> **Stored items**
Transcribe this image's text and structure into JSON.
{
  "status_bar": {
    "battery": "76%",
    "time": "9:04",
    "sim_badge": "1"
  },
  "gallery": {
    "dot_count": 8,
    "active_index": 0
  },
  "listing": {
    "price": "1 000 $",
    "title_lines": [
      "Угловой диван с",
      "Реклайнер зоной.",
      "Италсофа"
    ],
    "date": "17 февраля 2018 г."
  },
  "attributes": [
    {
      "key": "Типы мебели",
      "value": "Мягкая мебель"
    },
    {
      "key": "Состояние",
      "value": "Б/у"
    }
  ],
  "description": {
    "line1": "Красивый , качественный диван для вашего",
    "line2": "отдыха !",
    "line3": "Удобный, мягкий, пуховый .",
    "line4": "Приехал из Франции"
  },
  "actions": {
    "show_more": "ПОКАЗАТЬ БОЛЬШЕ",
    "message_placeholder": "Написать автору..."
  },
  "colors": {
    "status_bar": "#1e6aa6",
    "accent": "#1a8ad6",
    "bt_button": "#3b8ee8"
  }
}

* * *

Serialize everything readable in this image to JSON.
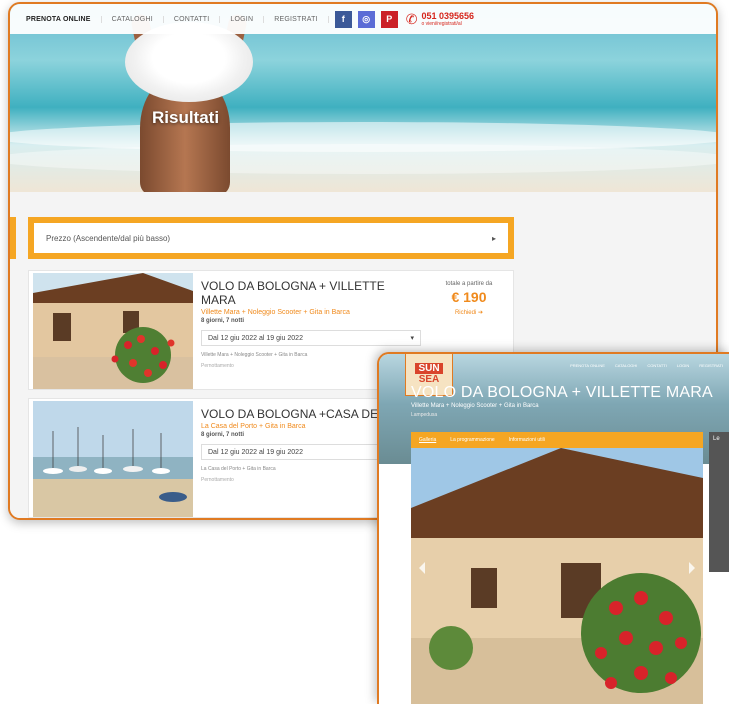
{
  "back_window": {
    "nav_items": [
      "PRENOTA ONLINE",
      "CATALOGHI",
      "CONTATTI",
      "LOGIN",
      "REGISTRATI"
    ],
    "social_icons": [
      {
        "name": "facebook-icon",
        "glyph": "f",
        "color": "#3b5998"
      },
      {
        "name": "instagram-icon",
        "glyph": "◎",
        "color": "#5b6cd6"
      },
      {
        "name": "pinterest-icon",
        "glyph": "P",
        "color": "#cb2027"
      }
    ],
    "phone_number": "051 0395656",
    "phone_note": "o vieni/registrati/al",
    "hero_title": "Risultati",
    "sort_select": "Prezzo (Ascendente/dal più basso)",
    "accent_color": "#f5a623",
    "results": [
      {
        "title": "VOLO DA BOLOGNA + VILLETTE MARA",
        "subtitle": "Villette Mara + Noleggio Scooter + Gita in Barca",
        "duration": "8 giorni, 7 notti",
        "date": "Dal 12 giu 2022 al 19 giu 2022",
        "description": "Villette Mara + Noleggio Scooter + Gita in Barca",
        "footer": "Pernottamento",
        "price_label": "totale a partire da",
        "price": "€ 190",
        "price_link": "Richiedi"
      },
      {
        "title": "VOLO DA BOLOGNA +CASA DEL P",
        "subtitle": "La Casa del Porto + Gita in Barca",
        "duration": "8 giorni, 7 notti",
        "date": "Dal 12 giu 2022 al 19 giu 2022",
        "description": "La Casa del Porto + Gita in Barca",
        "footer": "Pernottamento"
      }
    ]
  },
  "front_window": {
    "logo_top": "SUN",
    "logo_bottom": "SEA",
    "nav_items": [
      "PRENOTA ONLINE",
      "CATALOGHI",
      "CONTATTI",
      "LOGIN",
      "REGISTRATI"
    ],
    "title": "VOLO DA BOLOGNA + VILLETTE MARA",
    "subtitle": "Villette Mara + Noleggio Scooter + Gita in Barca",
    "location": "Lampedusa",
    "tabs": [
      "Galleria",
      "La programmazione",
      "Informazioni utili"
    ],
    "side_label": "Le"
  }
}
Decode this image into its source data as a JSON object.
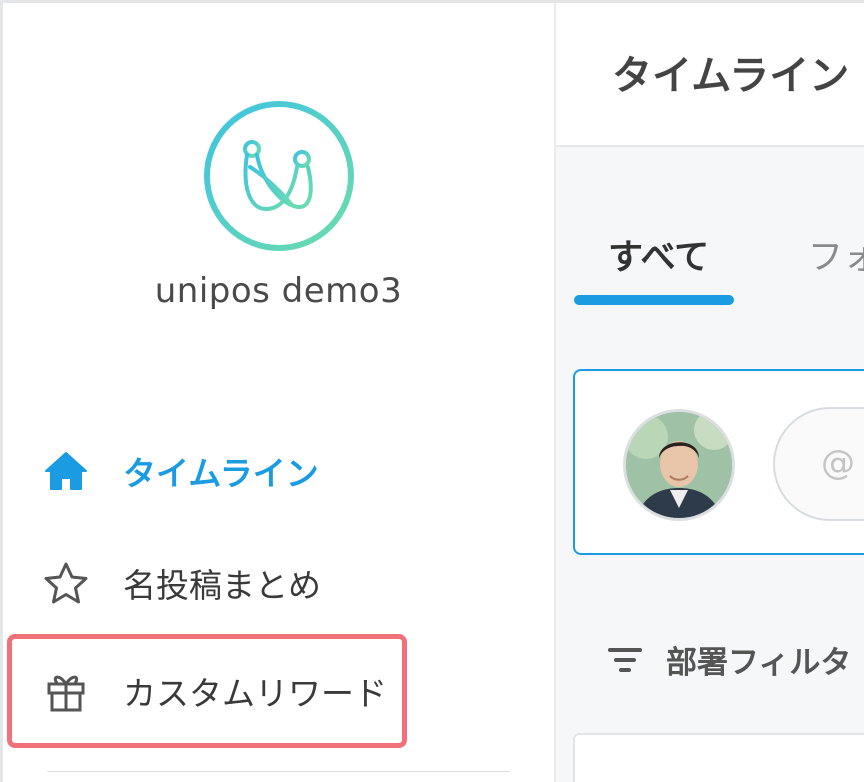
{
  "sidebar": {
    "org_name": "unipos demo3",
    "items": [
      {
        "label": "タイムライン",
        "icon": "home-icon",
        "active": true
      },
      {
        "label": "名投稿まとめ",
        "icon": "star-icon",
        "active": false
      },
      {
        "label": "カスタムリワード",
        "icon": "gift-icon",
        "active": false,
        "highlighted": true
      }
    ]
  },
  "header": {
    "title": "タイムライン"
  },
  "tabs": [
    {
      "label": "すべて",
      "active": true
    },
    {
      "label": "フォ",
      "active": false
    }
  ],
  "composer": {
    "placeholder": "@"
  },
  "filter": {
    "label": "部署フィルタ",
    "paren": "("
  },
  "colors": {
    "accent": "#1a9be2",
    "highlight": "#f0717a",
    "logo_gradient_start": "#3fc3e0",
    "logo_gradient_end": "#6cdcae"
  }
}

> **WHAT YOU ARE ASKED TO DO**
Find every line of the data that holds the string "Scooter", then say how many there are and nothing else.

> **SOLUTION TO THIS EXERCISE**
3